**Work to complete:**
All of the lines below are to be transcribed faithfully, with pictures excluded from the copy.

(Excerpt from a dataset)
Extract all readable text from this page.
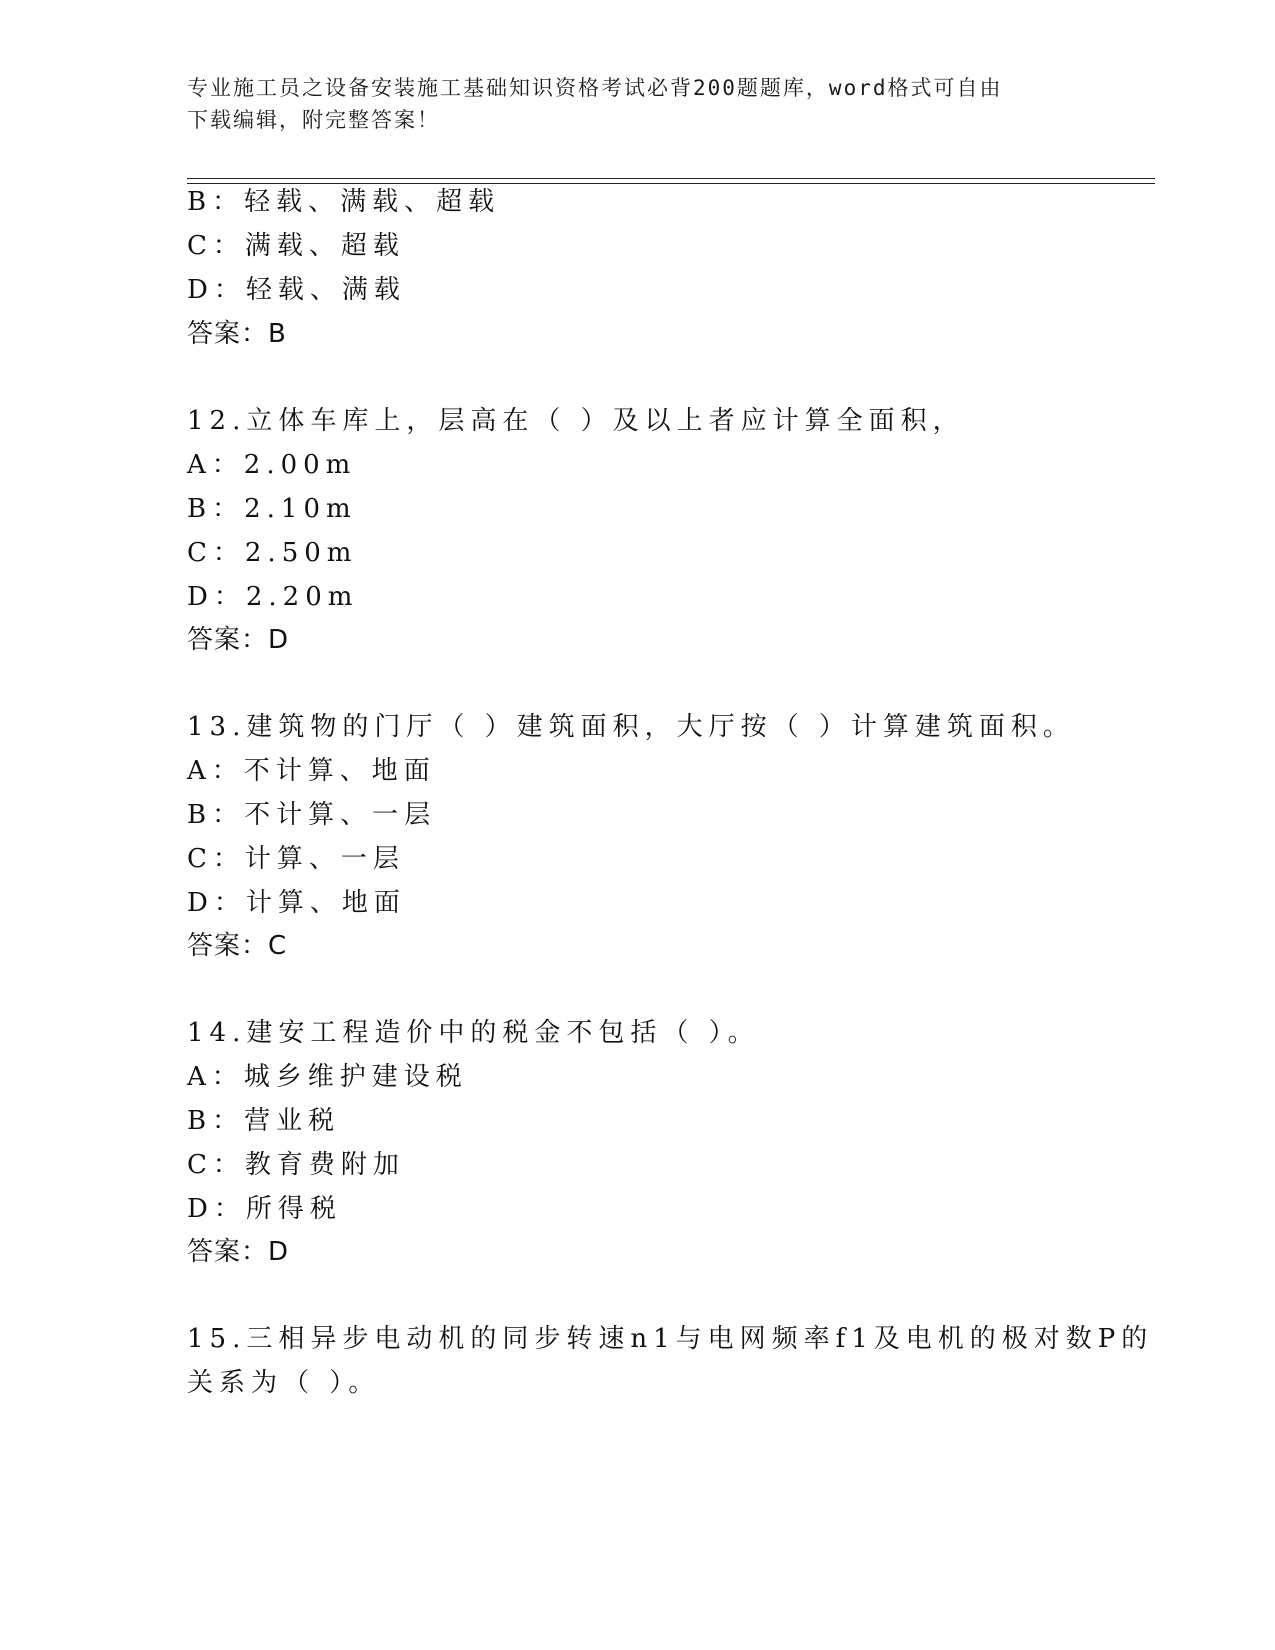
专业施工员之设备安装施工基础知识资格考试必背200题题库，word格式可自由
下载编辑，附完整答案！
B：轻载、满载、超载
C：满载、超载
D：轻载、满载
答案：B
12.立体车库上，层高在（ ）及以上者应计算全面积，
A：2.00m
B：2.10m
C：2.50m
D：2.20m
答案：D
13.建筑物的门厅（ ）建筑面积，大厅按（ ）计算建筑面积。
A：不计算、地面
B：不计算、一层
C：计算、一层
D：计算、地面
答案：C
14.建安工程造价中的税金不包括（ ）。
A：城乡维护建设税
B：营业税
C：教育费附加
D：所得税
答案：D
15.三相异步电动机的同步转速n1与电网频率f1及电机的极对数P的
关系为（ ）。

**Solved problem:**
Extract all readable text from this page.
专业施工员之设备安装施工基础知识资格考试必背200题题库，word格式可自由
下载编辑，附完整答案！
B：轻载、满载、超载
C：满载、超载
D：轻载、满载
答案：B
12.立体车库上，层高在（ ）及以上者应计算全面积，
A：2.00m
B：2.10m
C：2.50m
D：2.20m
答案：D
13.建筑物的门厅（ ）建筑面积，大厅按（ ）计算建筑面积。
A：不计算、地面
B：不计算、一层
C：计算、一层
D：计算、地面
答案：C
14.建安工程造价中的税金不包括（ ）。
A：城乡维护建设税
B：营业税
C：教育费附加
D：所得税
答案：D
15.三相异步电动机的同步转速n1与电网频率f1及电机的极对数P的
关系为（ ）。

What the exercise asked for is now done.